::: Data entries

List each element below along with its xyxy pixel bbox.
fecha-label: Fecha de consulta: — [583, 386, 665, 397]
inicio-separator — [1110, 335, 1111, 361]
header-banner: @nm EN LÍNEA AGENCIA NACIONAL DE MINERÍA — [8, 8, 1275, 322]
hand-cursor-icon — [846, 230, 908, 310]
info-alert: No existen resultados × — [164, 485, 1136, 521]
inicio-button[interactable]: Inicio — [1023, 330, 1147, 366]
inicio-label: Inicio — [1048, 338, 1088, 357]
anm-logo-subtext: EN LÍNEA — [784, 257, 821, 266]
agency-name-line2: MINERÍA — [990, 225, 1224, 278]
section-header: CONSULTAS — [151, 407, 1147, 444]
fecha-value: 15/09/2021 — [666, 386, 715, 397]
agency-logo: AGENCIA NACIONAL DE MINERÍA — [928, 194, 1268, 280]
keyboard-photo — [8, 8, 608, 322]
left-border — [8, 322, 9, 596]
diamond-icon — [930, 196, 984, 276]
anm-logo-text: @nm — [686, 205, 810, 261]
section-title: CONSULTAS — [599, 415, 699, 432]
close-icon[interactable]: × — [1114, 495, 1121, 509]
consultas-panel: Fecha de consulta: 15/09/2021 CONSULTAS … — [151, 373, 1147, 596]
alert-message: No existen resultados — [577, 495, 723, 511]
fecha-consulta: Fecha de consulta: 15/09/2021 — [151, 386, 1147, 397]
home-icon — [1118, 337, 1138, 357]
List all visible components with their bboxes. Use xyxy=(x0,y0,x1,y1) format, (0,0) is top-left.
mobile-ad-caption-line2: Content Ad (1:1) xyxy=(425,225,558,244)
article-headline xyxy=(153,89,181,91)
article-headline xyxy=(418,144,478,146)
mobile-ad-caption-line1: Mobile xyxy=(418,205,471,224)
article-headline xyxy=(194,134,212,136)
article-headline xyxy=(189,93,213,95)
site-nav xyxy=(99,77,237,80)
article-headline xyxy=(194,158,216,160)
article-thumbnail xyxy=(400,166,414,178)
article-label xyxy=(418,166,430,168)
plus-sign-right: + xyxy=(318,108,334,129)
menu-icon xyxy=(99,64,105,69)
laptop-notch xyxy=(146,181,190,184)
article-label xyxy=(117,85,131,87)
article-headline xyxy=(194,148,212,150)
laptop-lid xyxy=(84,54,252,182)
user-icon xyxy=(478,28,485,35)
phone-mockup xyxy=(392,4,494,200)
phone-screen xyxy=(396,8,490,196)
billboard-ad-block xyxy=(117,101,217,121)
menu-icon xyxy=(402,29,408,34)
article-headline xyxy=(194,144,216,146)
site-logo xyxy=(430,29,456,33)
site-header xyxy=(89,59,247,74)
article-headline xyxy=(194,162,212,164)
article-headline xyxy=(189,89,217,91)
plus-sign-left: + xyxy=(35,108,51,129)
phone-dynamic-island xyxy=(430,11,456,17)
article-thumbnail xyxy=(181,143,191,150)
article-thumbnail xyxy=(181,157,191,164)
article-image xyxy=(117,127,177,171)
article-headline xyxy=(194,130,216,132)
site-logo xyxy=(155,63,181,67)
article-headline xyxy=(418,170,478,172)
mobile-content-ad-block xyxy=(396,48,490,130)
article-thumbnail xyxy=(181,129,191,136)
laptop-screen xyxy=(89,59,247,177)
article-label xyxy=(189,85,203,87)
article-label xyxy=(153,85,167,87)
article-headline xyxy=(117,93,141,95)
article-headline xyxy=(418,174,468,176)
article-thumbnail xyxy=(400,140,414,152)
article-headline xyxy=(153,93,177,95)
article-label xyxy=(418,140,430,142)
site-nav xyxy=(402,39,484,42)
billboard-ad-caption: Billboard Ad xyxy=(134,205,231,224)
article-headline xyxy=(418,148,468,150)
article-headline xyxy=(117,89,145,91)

::::::

### To do:
Please copy the items word for word, starting at their first line and ending with the line that contains "fecha-value: 15/09/2021 —", including both of those lines.

### Complete output:
List each element below along with its xyxy pixel bbox.
fecha-label: Fecha de consulta: — [583, 386, 665, 397]
inicio-separator — [1110, 335, 1111, 361]
header-banner: @nm EN LÍNEA AGENCIA NACIONAL DE MINERÍA — [8, 8, 1275, 322]
hand-cursor-icon — [846, 230, 908, 310]
info-alert: No existen resultados × — [164, 485, 1136, 521]
inicio-button[interactable]: Inicio — [1023, 330, 1147, 366]
inicio-label: Inicio — [1048, 338, 1088, 357]
anm-logo-subtext: EN LÍNEA — [784, 257, 821, 266]
agency-name-line2: MINERÍA — [990, 225, 1224, 278]
section-header: CONSULTAS — [151, 407, 1147, 444]
fecha-value: 15/09/2021 — [666, 386, 715, 397]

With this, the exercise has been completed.